↓↓↓
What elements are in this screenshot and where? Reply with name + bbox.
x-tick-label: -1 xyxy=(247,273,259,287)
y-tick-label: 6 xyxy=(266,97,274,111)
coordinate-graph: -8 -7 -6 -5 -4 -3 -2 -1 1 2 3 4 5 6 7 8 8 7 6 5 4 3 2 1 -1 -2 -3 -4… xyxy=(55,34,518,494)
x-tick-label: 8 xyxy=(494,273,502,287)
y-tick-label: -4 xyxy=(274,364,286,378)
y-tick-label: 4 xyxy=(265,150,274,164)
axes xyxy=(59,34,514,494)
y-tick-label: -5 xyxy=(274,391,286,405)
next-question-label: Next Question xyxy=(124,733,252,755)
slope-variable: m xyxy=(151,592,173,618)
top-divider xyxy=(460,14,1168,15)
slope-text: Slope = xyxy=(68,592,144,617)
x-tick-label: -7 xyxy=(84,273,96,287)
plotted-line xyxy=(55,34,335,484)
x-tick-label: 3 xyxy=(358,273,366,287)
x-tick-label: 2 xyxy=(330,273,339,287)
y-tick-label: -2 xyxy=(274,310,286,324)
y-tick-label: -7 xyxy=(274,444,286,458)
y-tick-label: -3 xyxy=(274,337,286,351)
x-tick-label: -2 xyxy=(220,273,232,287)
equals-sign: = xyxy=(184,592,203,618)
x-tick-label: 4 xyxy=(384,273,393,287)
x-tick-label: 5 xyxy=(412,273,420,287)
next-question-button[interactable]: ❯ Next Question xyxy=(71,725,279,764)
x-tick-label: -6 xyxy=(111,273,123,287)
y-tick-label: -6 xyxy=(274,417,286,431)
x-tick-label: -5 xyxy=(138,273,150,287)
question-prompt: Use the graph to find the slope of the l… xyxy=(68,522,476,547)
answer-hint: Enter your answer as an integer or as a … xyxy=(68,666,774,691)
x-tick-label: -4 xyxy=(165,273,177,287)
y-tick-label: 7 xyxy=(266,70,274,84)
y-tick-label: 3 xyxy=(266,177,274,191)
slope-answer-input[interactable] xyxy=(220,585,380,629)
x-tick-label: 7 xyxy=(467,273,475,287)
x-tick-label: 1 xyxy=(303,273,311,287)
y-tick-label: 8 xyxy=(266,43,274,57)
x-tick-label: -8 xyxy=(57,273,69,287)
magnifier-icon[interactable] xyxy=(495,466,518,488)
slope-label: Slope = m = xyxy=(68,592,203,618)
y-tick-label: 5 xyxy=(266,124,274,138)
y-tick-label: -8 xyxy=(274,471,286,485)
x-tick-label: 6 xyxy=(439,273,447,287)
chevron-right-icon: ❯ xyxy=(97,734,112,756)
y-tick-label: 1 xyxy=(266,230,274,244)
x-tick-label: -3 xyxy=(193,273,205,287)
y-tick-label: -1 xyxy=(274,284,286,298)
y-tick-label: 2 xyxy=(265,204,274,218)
↑↑↑
Reproduce the lines above, switching every "x-tick-label" to "x-axis-label" and leaving everything else as it is.

What elements are in this screenshot and where? Reply with name + bbox.
x-axis-label: -1 xyxy=(247,273,259,287)
y-tick-label: 6 xyxy=(266,97,274,111)
coordinate-graph: -8 -7 -6 -5 -4 -3 -2 -1 1 2 3 4 5 6 7 8 8 7 6 5 4 3 2 1 -1 -2 -3 -4… xyxy=(55,34,518,494)
x-axis-label: 8 xyxy=(494,273,502,287)
y-tick-label: -4 xyxy=(274,364,286,378)
y-tick-label: 4 xyxy=(265,150,274,164)
axes xyxy=(59,34,514,494)
y-tick-label: -5 xyxy=(274,391,286,405)
next-question-label: Next Question xyxy=(124,733,252,755)
slope-variable: m xyxy=(151,592,173,618)
top-divider xyxy=(460,14,1168,15)
slope-text: Slope = xyxy=(68,592,144,617)
x-axis-label: -7 xyxy=(84,273,96,287)
plotted-line xyxy=(55,34,335,484)
x-axis-label: 3 xyxy=(358,273,366,287)
x-axis-label: 2 xyxy=(330,273,339,287)
y-tick-label: -2 xyxy=(274,310,286,324)
y-tick-label: -7 xyxy=(274,444,286,458)
y-tick-label: -3 xyxy=(274,337,286,351)
x-axis-label: -2 xyxy=(220,273,232,287)
equals-sign: = xyxy=(184,592,203,618)
x-axis-label: 4 xyxy=(384,273,393,287)
x-axis-label: 5 xyxy=(412,273,420,287)
next-question-button[interactable]: ❯ Next Question xyxy=(71,725,279,764)
x-axis-label: -6 xyxy=(111,273,123,287)
y-tick-label: -6 xyxy=(274,417,286,431)
x-axis-label: -5 xyxy=(138,273,150,287)
question-prompt: Use the graph to find the slope of the l… xyxy=(68,522,476,547)
answer-hint: Enter your answer as an integer or as a … xyxy=(68,666,774,691)
x-axis-label: -4 xyxy=(165,273,177,287)
y-tick-label: 7 xyxy=(266,70,274,84)
y-tick-label: 3 xyxy=(266,177,274,191)
slope-answer-input[interactable] xyxy=(220,585,380,629)
x-axis-label: 7 xyxy=(467,273,475,287)
x-axis-label: 1 xyxy=(303,273,311,287)
y-tick-label: 8 xyxy=(266,43,274,57)
x-axis-label: -8 xyxy=(57,273,69,287)
magnifier-icon[interactable] xyxy=(495,466,518,488)
slope-label: Slope = m = xyxy=(68,592,203,618)
y-tick-label: 5 xyxy=(266,124,274,138)
y-tick-label: -8 xyxy=(274,471,286,485)
x-axis-label: 6 xyxy=(439,273,447,287)
chevron-right-icon: ❯ xyxy=(97,734,112,756)
y-tick-label: 1 xyxy=(266,230,274,244)
x-axis-label: -3 xyxy=(193,273,205,287)
y-tick-label: -1 xyxy=(274,284,286,298)
y-tick-label: 2 xyxy=(265,204,274,218)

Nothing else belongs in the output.